*原文*.
説明

刈払機の接続分離構造

【課題】操作棹途中や操作棹とエンジンとを接続分離自在にした刈払機において、スロットルワイヤを簡易かつ確実に接続分離するスロットルワイヤの接続分離手段を備えた接続分離構造を提供する。
【解決手段】接続分離構造が備えるスロットルワイヤの接続分離手段は、操作部側コネクタ2に設けた操作部側揺動レバー21と、前記操作部側コネクタ2と接続分離するエンジン側コネクタ3に設けたエンジン側揺動レバー31とからなり、操作部側揺動レバー21は、操作部側揺動軸211を挟んで操作部側入力アーム212と操作部側出力アーム213とを有し、操作部側入力アーム212に操作部側ワイヤ22を接続し、エンジン側揺動レバー31は、エンジン側揺動軸311を挟んで操作部側入力アーム312とエンジン側出力アーム313とを有し、エンジン側出力アーム313に操作部側ワイヤ22を接続した刈払機の接続分離構造である。

【発明の詳細な説明】
【技術分野】
【0001】
本発明は、先端に回転刃を取り付けた操作棹途中や操作棹とエンジンとの間に備えた刈払機の接続分離構造に関する。
【背景技術】
【0002】
簡易な刈払機は、エンジンを利用者が背負い、動力変位軸を内蔵する操作棹の先端に回転刃を取り付けて、前記操作棹をエンジンにフレキシブルシャフトを介して間接的に接続した構成(いわゆる背負い式刈払機)と、動力変位軸を内蔵する操作棹の先端に回転刃を取り付け、後端にエンジンを直接接続し、前記操作棹を肩掛ベルトにより利用者の肩に吊り下げる構成(いわゆる肩掛け式刈払機)とに大別される。両者は、それぞれ操作棹にループハンドル、ツーグリップハンドル又は両手ハンドルのいずれかを備え、操作棹又は各ハンドルのグリップに操作部としてスロットルレバーが設けられる。利用者は、前記各ハンドルを持って操作棹の上下又は左右の姿勢を調整し、スロットルレバーの操作により回転刃の回転及び停止を制御する。
【0003】
背負い式刈払機は、操作棹及びエンジンに対してフレキシブルシャフトを接続分離する接続分離構造を備えているため、工場からの出荷に際しては前記フレキシブルシャフトを操作棹及びエンジンから接続分離構造でそれぞれ分離し、梱包、保管又は搬送に際して、必要な収納空間を小さくできる。この点、肩掛け式刈払機であっても、例えば特許文献1に見られるように、操作棹とエンジンとの間に、動力伝達軸の接続分離手段を備えた接続分離構造を設けて接続分離自在にすることにより、工場からの出荷に際しては操作棹とエンジンとを前記接続分離構造で分離し、梱包、保管又は搬送に際して、必要な収納空間を小さくできる。このほか、操作棹自体を複数に分割できる接続分離構造を採用することも考えられる。

*抽出データ*.
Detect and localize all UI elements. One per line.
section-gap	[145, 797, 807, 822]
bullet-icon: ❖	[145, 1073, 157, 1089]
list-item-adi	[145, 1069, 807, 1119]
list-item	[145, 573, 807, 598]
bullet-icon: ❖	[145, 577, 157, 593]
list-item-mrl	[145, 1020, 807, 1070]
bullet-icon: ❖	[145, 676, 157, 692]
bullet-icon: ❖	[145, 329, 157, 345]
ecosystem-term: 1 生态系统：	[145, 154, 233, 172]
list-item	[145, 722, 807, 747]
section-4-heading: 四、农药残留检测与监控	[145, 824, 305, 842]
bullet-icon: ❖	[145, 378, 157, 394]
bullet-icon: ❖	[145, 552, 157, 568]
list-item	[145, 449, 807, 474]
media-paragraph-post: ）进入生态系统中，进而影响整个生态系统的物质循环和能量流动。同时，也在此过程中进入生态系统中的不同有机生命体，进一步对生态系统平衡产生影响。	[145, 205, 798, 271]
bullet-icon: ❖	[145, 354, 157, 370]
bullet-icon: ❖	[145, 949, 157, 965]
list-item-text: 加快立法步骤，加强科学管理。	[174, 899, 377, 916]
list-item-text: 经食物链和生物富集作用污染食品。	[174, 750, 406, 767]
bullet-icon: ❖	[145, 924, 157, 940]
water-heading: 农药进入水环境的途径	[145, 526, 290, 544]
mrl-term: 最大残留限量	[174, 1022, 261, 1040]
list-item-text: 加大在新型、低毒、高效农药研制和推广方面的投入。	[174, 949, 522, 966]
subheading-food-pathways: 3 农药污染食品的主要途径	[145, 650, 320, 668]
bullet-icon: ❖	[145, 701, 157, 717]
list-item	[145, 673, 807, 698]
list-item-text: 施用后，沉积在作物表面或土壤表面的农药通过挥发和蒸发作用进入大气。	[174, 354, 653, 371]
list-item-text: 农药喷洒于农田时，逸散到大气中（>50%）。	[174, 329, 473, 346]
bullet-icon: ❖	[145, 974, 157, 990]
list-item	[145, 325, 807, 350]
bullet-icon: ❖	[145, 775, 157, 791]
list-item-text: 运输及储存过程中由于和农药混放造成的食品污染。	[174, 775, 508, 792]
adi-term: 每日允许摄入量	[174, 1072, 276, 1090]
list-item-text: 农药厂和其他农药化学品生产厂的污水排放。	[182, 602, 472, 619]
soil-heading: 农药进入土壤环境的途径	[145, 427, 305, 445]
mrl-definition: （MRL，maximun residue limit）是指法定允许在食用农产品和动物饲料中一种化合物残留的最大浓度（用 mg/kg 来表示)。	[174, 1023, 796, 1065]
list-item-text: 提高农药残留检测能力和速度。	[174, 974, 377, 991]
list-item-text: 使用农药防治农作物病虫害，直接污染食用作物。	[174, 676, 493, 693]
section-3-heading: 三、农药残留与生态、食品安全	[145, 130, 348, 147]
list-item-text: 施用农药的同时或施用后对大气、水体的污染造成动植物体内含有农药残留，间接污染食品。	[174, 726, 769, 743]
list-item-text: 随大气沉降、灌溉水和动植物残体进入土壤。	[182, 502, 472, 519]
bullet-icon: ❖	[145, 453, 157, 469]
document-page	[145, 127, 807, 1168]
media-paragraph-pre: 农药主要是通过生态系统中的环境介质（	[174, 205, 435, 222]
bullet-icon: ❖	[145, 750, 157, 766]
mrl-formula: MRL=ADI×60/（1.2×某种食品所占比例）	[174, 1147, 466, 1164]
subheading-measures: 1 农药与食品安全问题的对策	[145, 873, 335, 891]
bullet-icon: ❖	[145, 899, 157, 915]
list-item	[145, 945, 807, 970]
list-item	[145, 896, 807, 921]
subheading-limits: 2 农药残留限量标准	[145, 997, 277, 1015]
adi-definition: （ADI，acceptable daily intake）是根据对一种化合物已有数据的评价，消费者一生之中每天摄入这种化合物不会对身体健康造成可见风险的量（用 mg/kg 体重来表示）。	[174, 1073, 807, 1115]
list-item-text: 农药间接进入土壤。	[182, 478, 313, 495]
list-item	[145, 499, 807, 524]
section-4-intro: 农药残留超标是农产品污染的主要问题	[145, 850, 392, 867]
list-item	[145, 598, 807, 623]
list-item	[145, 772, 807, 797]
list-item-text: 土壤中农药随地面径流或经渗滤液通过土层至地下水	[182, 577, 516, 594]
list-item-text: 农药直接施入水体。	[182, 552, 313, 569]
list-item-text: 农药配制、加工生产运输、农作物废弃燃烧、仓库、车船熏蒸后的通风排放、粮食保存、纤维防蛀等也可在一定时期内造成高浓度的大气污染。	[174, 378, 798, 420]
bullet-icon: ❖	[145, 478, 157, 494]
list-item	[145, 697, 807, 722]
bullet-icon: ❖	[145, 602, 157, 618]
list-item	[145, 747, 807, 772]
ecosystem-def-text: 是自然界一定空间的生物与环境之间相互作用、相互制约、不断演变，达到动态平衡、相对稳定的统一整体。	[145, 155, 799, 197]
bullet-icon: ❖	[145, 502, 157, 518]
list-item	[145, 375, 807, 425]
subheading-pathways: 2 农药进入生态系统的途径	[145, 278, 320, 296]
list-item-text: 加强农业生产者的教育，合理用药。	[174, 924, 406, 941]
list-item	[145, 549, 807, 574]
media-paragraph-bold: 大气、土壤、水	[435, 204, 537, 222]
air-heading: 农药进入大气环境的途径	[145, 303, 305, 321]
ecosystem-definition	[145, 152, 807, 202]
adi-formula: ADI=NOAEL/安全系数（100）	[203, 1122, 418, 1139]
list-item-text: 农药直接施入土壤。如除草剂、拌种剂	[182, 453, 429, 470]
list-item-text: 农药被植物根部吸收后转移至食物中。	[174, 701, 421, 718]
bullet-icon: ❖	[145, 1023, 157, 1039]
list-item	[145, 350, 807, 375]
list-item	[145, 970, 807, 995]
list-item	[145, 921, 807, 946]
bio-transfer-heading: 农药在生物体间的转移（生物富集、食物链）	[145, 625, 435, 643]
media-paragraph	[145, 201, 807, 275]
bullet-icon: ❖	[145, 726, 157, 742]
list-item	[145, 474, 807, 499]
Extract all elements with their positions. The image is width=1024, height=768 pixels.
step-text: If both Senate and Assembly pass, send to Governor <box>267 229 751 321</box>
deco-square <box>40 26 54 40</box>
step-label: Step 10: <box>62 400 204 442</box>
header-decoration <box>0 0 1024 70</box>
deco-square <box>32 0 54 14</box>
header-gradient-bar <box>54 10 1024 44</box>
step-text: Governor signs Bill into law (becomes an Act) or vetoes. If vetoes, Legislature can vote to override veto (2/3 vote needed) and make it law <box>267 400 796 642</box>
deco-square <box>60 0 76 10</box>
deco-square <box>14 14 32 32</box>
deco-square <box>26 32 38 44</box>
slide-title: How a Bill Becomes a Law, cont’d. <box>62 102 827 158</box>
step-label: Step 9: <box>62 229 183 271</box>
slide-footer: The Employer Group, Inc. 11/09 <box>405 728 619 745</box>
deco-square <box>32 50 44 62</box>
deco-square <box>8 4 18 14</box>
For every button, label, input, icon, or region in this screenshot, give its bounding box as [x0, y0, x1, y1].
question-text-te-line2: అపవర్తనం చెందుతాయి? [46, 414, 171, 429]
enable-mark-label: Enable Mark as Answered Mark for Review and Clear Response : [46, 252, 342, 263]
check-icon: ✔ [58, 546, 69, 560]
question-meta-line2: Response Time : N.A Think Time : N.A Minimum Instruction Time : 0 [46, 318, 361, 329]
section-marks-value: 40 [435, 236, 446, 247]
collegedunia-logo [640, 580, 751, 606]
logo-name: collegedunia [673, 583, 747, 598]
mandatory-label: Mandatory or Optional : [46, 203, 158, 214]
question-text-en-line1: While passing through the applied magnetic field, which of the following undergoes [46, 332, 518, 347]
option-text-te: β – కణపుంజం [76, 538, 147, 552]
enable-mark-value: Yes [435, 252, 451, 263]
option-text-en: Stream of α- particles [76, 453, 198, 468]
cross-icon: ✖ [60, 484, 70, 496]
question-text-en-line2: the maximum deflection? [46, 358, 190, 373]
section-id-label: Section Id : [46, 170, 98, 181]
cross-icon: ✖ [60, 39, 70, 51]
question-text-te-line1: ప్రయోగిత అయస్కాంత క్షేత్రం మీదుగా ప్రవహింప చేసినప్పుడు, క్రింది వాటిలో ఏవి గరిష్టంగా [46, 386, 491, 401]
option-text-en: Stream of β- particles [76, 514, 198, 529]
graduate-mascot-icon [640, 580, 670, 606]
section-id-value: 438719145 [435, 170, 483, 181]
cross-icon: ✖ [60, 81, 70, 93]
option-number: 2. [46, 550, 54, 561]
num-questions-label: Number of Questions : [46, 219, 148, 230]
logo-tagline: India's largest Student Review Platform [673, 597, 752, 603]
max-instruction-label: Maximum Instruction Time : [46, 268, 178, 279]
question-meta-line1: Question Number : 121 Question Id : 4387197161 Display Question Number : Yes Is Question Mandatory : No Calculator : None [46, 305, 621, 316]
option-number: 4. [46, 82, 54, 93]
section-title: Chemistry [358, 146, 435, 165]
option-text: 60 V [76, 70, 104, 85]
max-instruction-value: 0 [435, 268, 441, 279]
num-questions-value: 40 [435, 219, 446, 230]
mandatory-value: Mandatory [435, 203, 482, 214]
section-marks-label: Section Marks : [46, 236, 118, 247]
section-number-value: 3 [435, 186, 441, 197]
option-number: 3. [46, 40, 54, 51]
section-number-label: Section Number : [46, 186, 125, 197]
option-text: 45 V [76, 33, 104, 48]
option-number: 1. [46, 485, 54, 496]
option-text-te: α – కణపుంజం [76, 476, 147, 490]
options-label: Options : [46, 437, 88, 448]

*問題*.
[a] 刈払機に関する原文によると、肩掛け式刈払機では、操作棹を何によって利用者の肩に吊り下げるか。
[b] 刈払機の接続分離構造についての原文を、最後の文の後から書き継げ。

*最終解答*.
[a] 肩掛ベルト。

[b]
【0004】
ところで、特許文献1には、スロットルレバーとエンジンとを結ぶスロットルワイヤについて特に記載がない。操作棹とエンジンとを同一梱包とし、両者の配置を一定程度自由にできればよいとすれば、可撓性を有するスロットルワイヤはエンジンに繋げておいても構わない。しかし、接続分離自在とした操作棹とエンジンとは、完全に分離し、別梱包にできる方が好ましい。これから、操作棹とエンジンとを接続分離自在にした場合、スロットルワイヤも操作部側ワイヤとエンジン側ワイヤとに分割し、操作棹とエンジンとの接続に際して操作部側ワイヤとエンジン側ワイヤとを接続するスロットルワイヤの接続分離手段を備えた接続分離構造が必要となる。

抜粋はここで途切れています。